> [Aim of the task] Make an exact copy of the records, with the pictures left out.

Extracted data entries
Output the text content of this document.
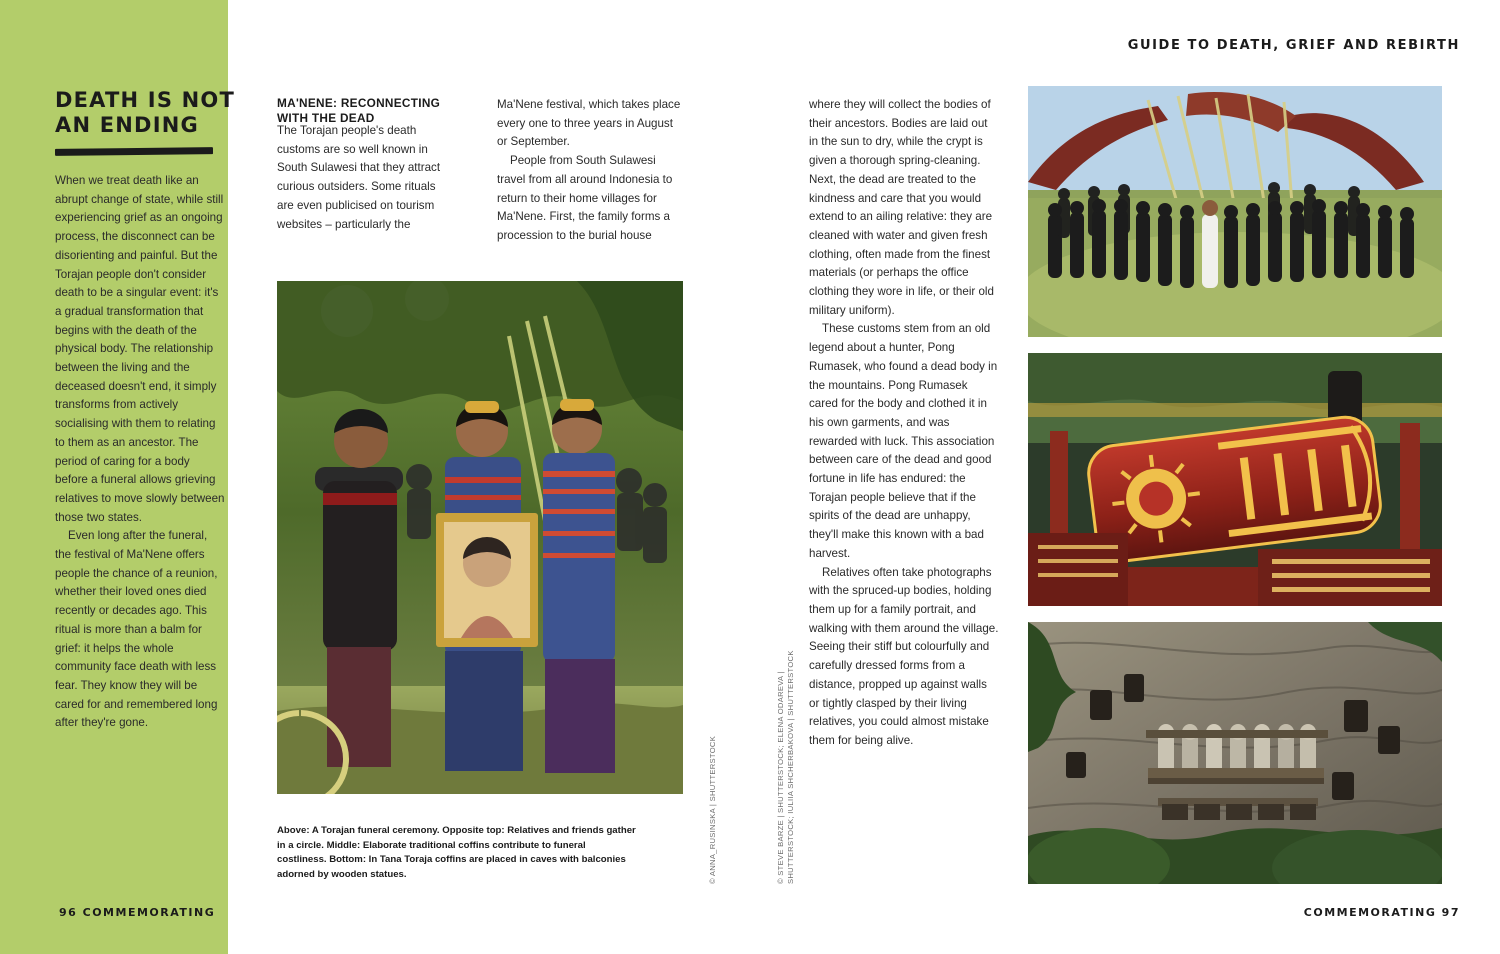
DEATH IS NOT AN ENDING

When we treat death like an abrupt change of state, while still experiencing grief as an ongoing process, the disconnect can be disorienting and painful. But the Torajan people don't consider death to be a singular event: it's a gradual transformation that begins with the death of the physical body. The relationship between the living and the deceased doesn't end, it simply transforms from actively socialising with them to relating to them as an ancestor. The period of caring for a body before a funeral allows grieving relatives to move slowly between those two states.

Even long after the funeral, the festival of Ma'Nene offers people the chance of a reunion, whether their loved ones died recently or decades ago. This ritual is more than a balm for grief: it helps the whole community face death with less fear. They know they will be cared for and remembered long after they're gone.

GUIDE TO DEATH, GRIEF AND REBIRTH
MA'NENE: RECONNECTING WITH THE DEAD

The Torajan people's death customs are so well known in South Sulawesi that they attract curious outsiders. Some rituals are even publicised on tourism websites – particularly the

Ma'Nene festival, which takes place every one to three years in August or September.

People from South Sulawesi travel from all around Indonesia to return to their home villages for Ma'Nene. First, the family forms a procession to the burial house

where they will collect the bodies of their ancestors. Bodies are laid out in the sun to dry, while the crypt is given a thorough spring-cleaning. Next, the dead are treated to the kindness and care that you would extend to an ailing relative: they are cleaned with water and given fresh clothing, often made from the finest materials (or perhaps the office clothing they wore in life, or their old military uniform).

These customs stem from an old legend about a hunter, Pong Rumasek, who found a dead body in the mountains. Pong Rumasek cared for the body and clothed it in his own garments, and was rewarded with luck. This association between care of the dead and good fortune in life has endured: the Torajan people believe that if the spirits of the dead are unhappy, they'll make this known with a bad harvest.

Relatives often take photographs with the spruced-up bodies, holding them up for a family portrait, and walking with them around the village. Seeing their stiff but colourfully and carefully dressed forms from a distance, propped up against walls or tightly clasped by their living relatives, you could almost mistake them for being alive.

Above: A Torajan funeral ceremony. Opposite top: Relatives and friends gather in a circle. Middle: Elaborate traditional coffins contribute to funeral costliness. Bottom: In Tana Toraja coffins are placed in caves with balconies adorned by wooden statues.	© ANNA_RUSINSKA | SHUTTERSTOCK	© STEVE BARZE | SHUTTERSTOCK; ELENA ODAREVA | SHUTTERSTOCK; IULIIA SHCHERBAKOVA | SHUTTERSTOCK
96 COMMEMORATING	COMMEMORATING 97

> [Answer to this exercise]
Output the text content of this document.
DEATH IS NOT AN ENDING

When we treat death like an abrupt change of state, while still experiencing grief as an ongoing process, the disconnect can be disorienting and painful. But the Torajan people don't consider death to be a singular event: it's a gradual transformation that begins with the death of the physical body. The relationship between the living and the deceased doesn't end, it simply transforms from actively socialising with them to relating to them as an ancestor. The period of caring for a body before a funeral allows grieving relatives to move slowly between those two states.

Even long after the funeral, the festival of Ma'Nene offers people the chance of a reunion, whether their loved ones died recently or decades ago. This ritual is more than a balm for grief: it helps the whole community face death with less fear. They know they will be cared for and remembered long after they're gone.

GUIDE TO DEATH, GRIEF AND REBIRTH
MA'NENE: RECONNECTING WITH THE DEAD

The Torajan people's death customs are so well known in South Sulawesi that they attract curious outsiders. Some rituals are even publicised on tourism websites – particularly the

Ma'Nene festival, which takes place every one to three years in August or September.

People from South Sulawesi travel from all around Indonesia to return to their home villages for Ma'Nene. First, the family forms a procession to the burial house

where they will collect the bodies of their ancestors. Bodies are laid out in the sun to dry, while the crypt is given a thorough spring-cleaning. Next, the dead are treated to the kindness and care that you would extend to an ailing relative: they are cleaned with water and given fresh clothing, often made from the finest materials (or perhaps the office clothing they wore in life, or their old military uniform).

These customs stem from an old legend about a hunter, Pong Rumasek, who found a dead body in the mountains. Pong Rumasek cared for the body and clothed it in his own garments, and was rewarded with luck. This association between care of the dead and good fortune in life has endured: the Torajan people believe that if the spirits of the dead are unhappy, they'll make this known with a bad harvest.

Relatives often take photographs with the spruced-up bodies, holding them up for a family portrait, and walking with them around the village. Seeing their stiff but colourfully and carefully dressed forms from a distance, propped up against walls or tightly clasped by their living relatives, you could almost mistake them for being alive.

Above: A Torajan funeral ceremony. Opposite top: Relatives and friends gather in a circle. Middle: Elaborate traditional coffins contribute to funeral costliness. Bottom: In Tana Toraja coffins are placed in caves with balconies adorned by wooden statues.	© ANNA_RUSINSKA | SHUTTERSTOCK	© STEVE BARZE | SHUTTERSTOCK; ELENA ODAREVA | SHUTTERSTOCK; IULIIA SHCHERBAKOVA | SHUTTERSTOCK
96 COMMEMORATING	COMMEMORATING 97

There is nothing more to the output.